**Dataset records**
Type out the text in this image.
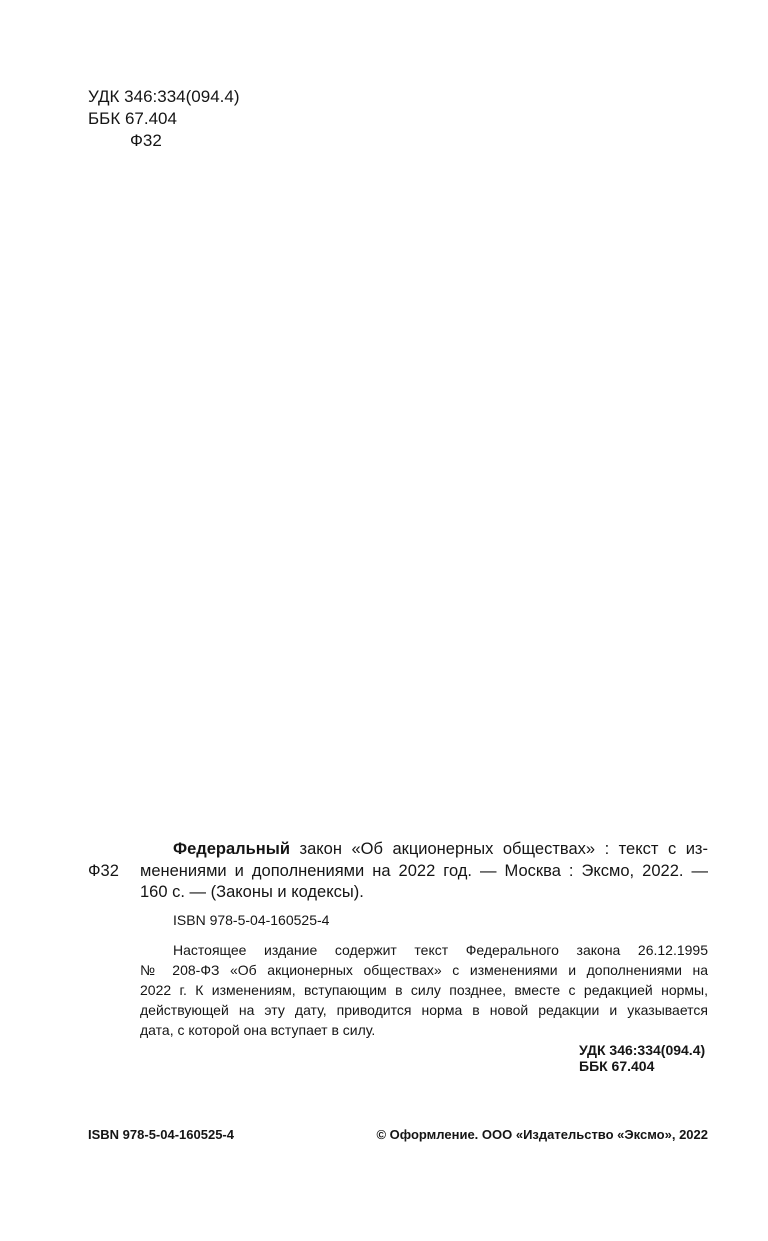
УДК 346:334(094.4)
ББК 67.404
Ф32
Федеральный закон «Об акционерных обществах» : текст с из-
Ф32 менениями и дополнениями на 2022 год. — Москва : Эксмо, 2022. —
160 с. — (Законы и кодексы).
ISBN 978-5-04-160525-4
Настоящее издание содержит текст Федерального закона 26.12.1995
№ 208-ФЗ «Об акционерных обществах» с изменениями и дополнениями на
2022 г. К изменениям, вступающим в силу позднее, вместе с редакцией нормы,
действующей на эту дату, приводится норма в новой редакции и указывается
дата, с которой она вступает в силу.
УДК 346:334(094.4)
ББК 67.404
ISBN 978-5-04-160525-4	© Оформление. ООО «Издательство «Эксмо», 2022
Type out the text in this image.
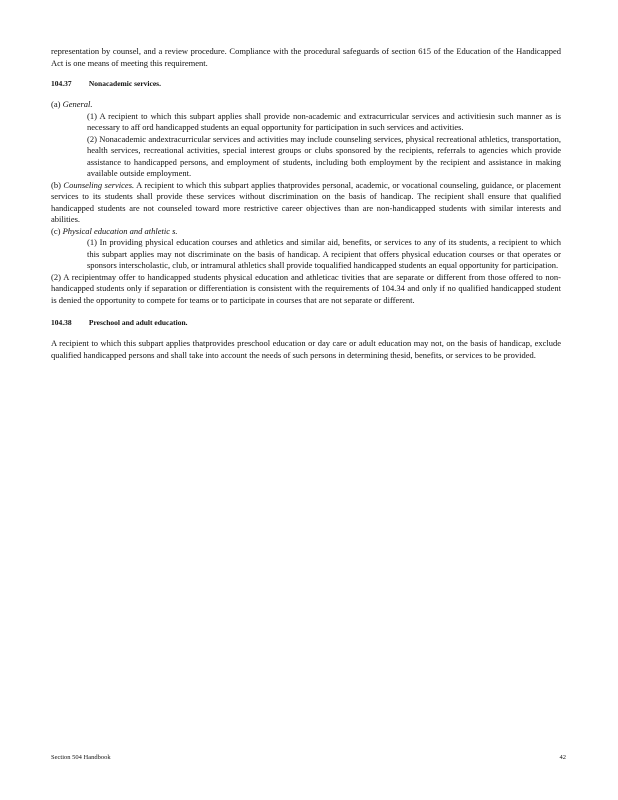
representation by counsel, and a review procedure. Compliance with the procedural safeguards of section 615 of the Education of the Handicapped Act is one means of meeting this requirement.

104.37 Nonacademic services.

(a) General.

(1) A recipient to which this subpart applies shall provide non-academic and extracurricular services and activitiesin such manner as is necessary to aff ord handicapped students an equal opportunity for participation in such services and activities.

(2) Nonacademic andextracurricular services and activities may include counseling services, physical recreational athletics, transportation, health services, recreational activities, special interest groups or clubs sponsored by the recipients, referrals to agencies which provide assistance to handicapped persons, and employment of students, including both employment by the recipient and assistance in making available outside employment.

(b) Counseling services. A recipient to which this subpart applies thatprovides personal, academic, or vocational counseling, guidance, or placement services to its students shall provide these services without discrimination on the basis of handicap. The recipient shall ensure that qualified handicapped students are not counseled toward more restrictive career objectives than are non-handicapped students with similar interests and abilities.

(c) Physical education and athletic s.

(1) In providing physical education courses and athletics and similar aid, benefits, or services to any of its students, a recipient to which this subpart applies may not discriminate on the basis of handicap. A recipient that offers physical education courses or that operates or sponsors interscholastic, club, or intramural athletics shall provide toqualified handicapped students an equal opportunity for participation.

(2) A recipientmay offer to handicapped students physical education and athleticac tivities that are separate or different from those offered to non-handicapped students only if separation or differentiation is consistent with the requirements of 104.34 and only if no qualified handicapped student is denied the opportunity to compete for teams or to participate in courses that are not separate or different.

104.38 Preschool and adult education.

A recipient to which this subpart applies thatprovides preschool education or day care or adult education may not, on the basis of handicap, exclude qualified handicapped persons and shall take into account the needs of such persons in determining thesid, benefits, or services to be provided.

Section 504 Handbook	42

**Directions for this task**
Collect each line above holding the string "with".

**Solved problem**
representation by counsel, and a review procedure. Compliance with the procedural safeguards of section 615 of the Education of the Handicapped Act is one means of meeting this requirement.
(b) Counseling services. A recipient to which this subpart applies thatprovides personal, academic, or vocational counseling, guidance, or placement services to its students shall provide these services without discrimination on the basis of handicap. The recipient shall ensure that qualified handicapped students are not counseled toward more restrictive career objectives than are non-handicapped students with similar interests and abilities.
(2) A recipientmay offer to handicapped students physical education and athleticac tivities that are separate or different from those offered to non-handicapped students only if separation or differentiation is consistent with the requirements of 104.34 and only if no qualified handicapped student is denied the opportunity to compete for teams or to participate in courses that are not separate or different.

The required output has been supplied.